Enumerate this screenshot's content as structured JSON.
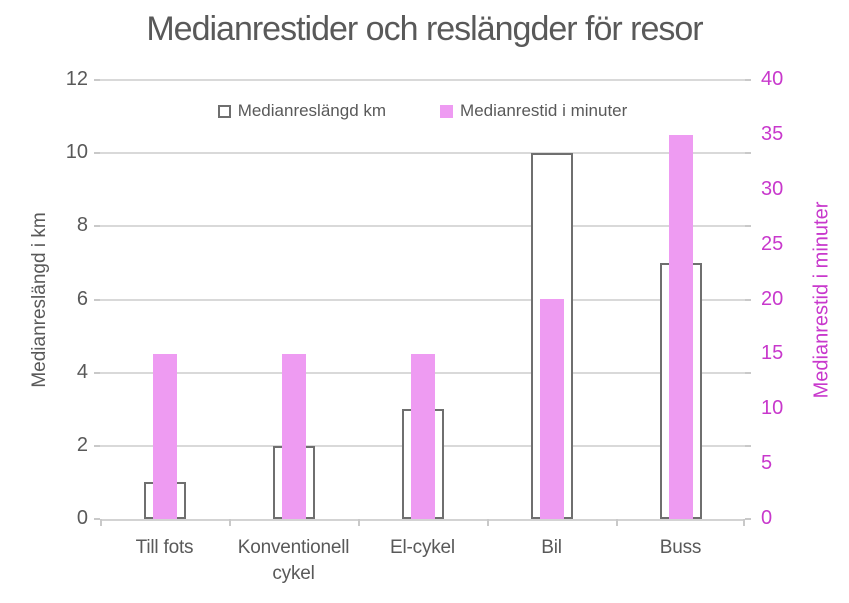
{
  "chart_data": {
    "type": "bar",
    "title": "Medianrestider och reslängder för resor",
    "categories": [
      "Till fots",
      "Konventionell cykel",
      "El-cykel",
      "Bil",
      "Buss"
    ],
    "series": [
      {
        "name": "Medianreslängd km",
        "axis": "left",
        "marker": "outline",
        "values": [
          1,
          2,
          3,
          10,
          7
        ]
      },
      {
        "name": "Medianrestid i minuter",
        "axis": "right",
        "marker": "fill",
        "values": [
          15,
          15,
          15,
          20,
          35
        ]
      }
    ],
    "left_axis": {
      "title": "Medianreslängd i km",
      "min": 0,
      "max": 12,
      "ticks": [
        0,
        2,
        4,
        6,
        8,
        10,
        12
      ]
    },
    "right_axis": {
      "title": "Medianrestid i minuter",
      "min": 0,
      "max": 40,
      "ticks": [
        0,
        5,
        10,
        15,
        20,
        25,
        30,
        35,
        40
      ]
    },
    "legend_position": "top",
    "grid": true,
    "colors": {
      "bar_fill": "#ee9bf2",
      "bar_outline_border": "#6f6f6f",
      "bar_outline_fill": "#ffffff",
      "right_axis_text": "#c838cc",
      "text": "#595959",
      "gridline": "#d9d9d9"
    }
  }
}
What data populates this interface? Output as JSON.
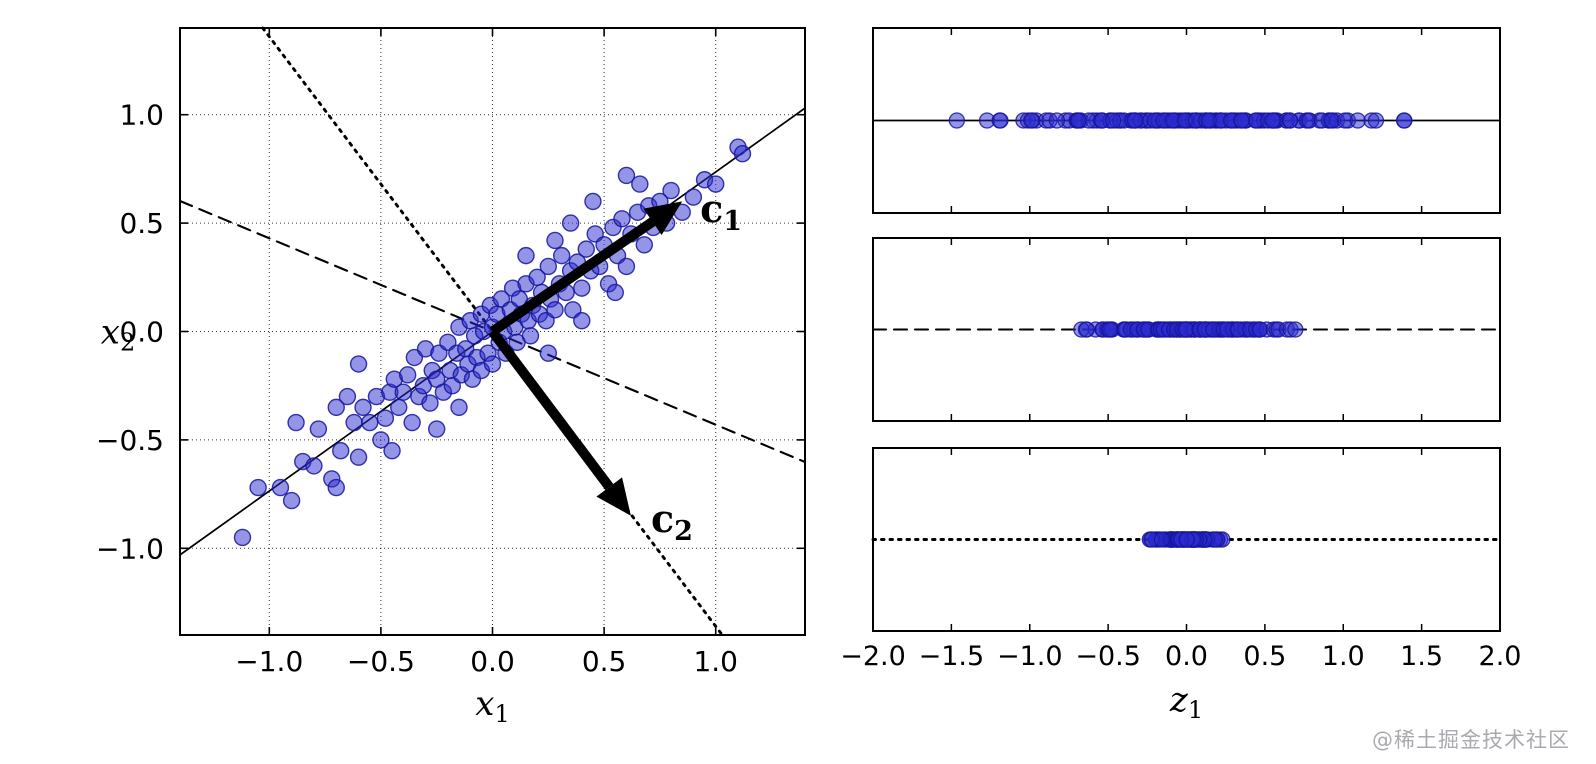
{
  "watermark": "@稀土掘金技术社区",
  "style": {
    "background": "#ffffff",
    "axis_color": "#000000",
    "point_fill": "#2b2bd0",
    "point_edge": "#15159c",
    "point_opacity": 0.5
  },
  "chart_data": [
    {
      "id": "scatter-panel",
      "type": "scatter",
      "title": "",
      "xlabel": {
        "var": "x",
        "sub": "1"
      },
      "ylabel": {
        "var": "x",
        "sub": "2"
      },
      "xlim": [
        -1.4,
        1.4
      ],
      "ylim": [
        -1.4,
        1.4
      ],
      "grid": true,
      "xticks": {
        "values": [
          -1.0,
          -0.5,
          0.0,
          0.5,
          1.0
        ],
        "labels": [
          "−1.0",
          "−0.5",
          "0.0",
          "0.5",
          "1.0"
        ]
      },
      "yticks": {
        "values": [
          1.0,
          0.5,
          0.0,
          -0.5,
          -1.0
        ],
        "labels": [
          "1.0",
          "0.5",
          "0.0",
          "−0.5",
          "−1.0"
        ]
      },
      "axis_lines": [
        {
          "name": "pc1-axis-line",
          "style": "solid",
          "slope": 0.736
        },
        {
          "name": "secondary-axis-line",
          "style": "dashed",
          "slope": -0.43
        },
        {
          "name": "pc2-axis-line",
          "style": "dotted",
          "slope": -1.36
        }
      ],
      "arrows": [
        {
          "name": "c1-arrow",
          "label": {
            "var": "c",
            "sub": "1"
          },
          "from": [
            0,
            0
          ],
          "to": [
            0.85,
            0.6
          ],
          "label_at": [
            0.93,
            0.56
          ]
        },
        {
          "name": "c2-arrow",
          "label": {
            "var": "c",
            "sub": "2"
          },
          "from": [
            0,
            0
          ],
          "to": [
            0.62,
            -0.85
          ],
          "label_at": [
            0.71,
            -0.87
          ]
        }
      ],
      "points": [
        [
          -1.12,
          -0.95
        ],
        [
          -1.05,
          -0.72
        ],
        [
          -0.95,
          -0.72
        ],
        [
          -0.9,
          -0.78
        ],
        [
          -0.88,
          -0.42
        ],
        [
          -0.85,
          -0.6
        ],
        [
          -0.8,
          -0.62
        ],
        [
          -0.78,
          -0.45
        ],
        [
          -0.72,
          -0.68
        ],
        [
          -0.7,
          -0.72
        ],
        [
          -0.7,
          -0.35
        ],
        [
          -0.68,
          -0.55
        ],
        [
          -0.65,
          -0.3
        ],
        [
          -0.62,
          -0.42
        ],
        [
          -0.6,
          -0.58
        ],
        [
          -0.6,
          -0.15
        ],
        [
          -0.58,
          -0.35
        ],
        [
          -0.55,
          -0.42
        ],
        [
          -0.52,
          -0.3
        ],
        [
          -0.5,
          -0.5
        ],
        [
          -0.48,
          -0.4
        ],
        [
          -0.46,
          -0.28
        ],
        [
          -0.45,
          -0.55
        ],
        [
          -0.44,
          -0.22
        ],
        [
          -0.42,
          -0.35
        ],
        [
          -0.4,
          -0.28
        ],
        [
          -0.38,
          -0.2
        ],
        [
          -0.36,
          -0.42
        ],
        [
          -0.35,
          -0.12
        ],
        [
          -0.33,
          -0.3
        ],
        [
          -0.31,
          -0.25
        ],
        [
          -0.3,
          -0.08
        ],
        [
          -0.28,
          -0.33
        ],
        [
          -0.27,
          -0.18
        ],
        [
          -0.25,
          -0.45
        ],
        [
          -0.25,
          -0.22
        ],
        [
          -0.24,
          -0.1
        ],
        [
          -0.22,
          -0.28
        ],
        [
          -0.2,
          -0.05
        ],
        [
          -0.19,
          -0.18
        ],
        [
          -0.18,
          -0.25
        ],
        [
          -0.16,
          -0.1
        ],
        [
          -0.15,
          -0.35
        ],
        [
          -0.15,
          0.02
        ],
        [
          -0.14,
          -0.2
        ],
        [
          -0.12,
          -0.08
        ],
        [
          -0.11,
          -0.15
        ],
        [
          -0.1,
          0.05
        ],
        [
          -0.09,
          -0.22
        ],
        [
          -0.08,
          -0.02
        ],
        [
          -0.07,
          -0.12
        ],
        [
          -0.05,
          0.08
        ],
        [
          -0.05,
          -0.18
        ],
        [
          -0.04,
          0.0
        ],
        [
          -0.02,
          -0.1
        ],
        [
          -0.01,
          0.12
        ],
        [
          0.0,
          0.02
        ],
        [
          0.0,
          -0.15
        ],
        [
          0.02,
          0.08
        ],
        [
          0.03,
          -0.05
        ],
        [
          0.04,
          0.15
        ],
        [
          0.05,
          0.0
        ],
        [
          0.06,
          -0.1
        ],
        [
          0.08,
          0.1
        ],
        [
          0.09,
          0.2
        ],
        [
          0.1,
          0.02
        ],
        [
          0.11,
          -0.05
        ],
        [
          0.12,
          0.15
        ],
        [
          0.13,
          0.08
        ],
        [
          0.15,
          0.22
        ],
        [
          0.15,
          0.35
        ],
        [
          0.16,
          0.05
        ],
        [
          0.17,
          -0.02
        ],
        [
          0.18,
          0.12
        ],
        [
          0.2,
          0.25
        ],
        [
          0.21,
          0.08
        ],
        [
          0.22,
          0.18
        ],
        [
          0.24,
          0.05
        ],
        [
          0.25,
          0.3
        ],
        [
          0.25,
          -0.1
        ],
        [
          0.26,
          0.15
        ],
        [
          0.28,
          0.42
        ],
        [
          0.28,
          0.1
        ],
        [
          0.3,
          0.22
        ],
        [
          0.31,
          0.35
        ],
        [
          0.33,
          0.18
        ],
        [
          0.35,
          0.5
        ],
        [
          0.35,
          0.28
        ],
        [
          0.36,
          0.1
        ],
        [
          0.38,
          0.32
        ],
        [
          0.4,
          0.2
        ],
        [
          0.4,
          0.05
        ],
        [
          0.42,
          0.38
        ],
        [
          0.44,
          0.28
        ],
        [
          0.45,
          0.6
        ],
        [
          0.46,
          0.45
        ],
        [
          0.48,
          0.3
        ],
        [
          0.5,
          0.4
        ],
        [
          0.52,
          0.22
        ],
        [
          0.54,
          0.48
        ],
        [
          0.55,
          0.18
        ],
        [
          0.56,
          0.35
        ],
        [
          0.58,
          0.52
        ],
        [
          0.6,
          0.72
        ],
        [
          0.6,
          0.3
        ],
        [
          0.62,
          0.45
        ],
        [
          0.65,
          0.55
        ],
        [
          0.66,
          0.68
        ],
        [
          0.68,
          0.4
        ],
        [
          0.7,
          0.58
        ],
        [
          0.72,
          0.48
        ],
        [
          0.75,
          0.6
        ],
        [
          0.78,
          0.5
        ],
        [
          0.8,
          0.65
        ],
        [
          0.85,
          0.55
        ],
        [
          0.9,
          0.62
        ],
        [
          0.95,
          0.7
        ],
        [
          1.0,
          0.68
        ],
        [
          1.1,
          0.85
        ],
        [
          1.12,
          0.82
        ]
      ]
    },
    {
      "id": "projection-strips",
      "type": "strip-projections",
      "xlabel": {
        "var": "z",
        "sub": "1"
      },
      "xlim": [
        -2.0,
        2.0
      ],
      "xticks": {
        "values": [
          -2.0,
          -1.5,
          -1.0,
          -0.5,
          0.0,
          0.5,
          1.0,
          1.5,
          2.0
        ],
        "labels": [
          "−2.0",
          "−1.5",
          "−1.0",
          "−0.5",
          "0.0",
          "0.5",
          "1.0",
          "1.5",
          "2.0"
        ]
      },
      "strips": [
        {
          "name": "projection-onto-c1",
          "style": "solid",
          "direction": [
            0.806,
            0.592
          ]
        },
        {
          "name": "projection-onto-dashed-axis",
          "style": "dashed",
          "direction": [
            0.915,
            -0.403
          ]
        },
        {
          "name": "projection-onto-c2",
          "style": "dotted",
          "direction": [
            0.592,
            -0.806
          ]
        }
      ]
    }
  ]
}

• _TO BE DONE_:
Tally how many lines in the material above hold the word "name". Write only that number.

• _COMPLETE RESPONSE_:
10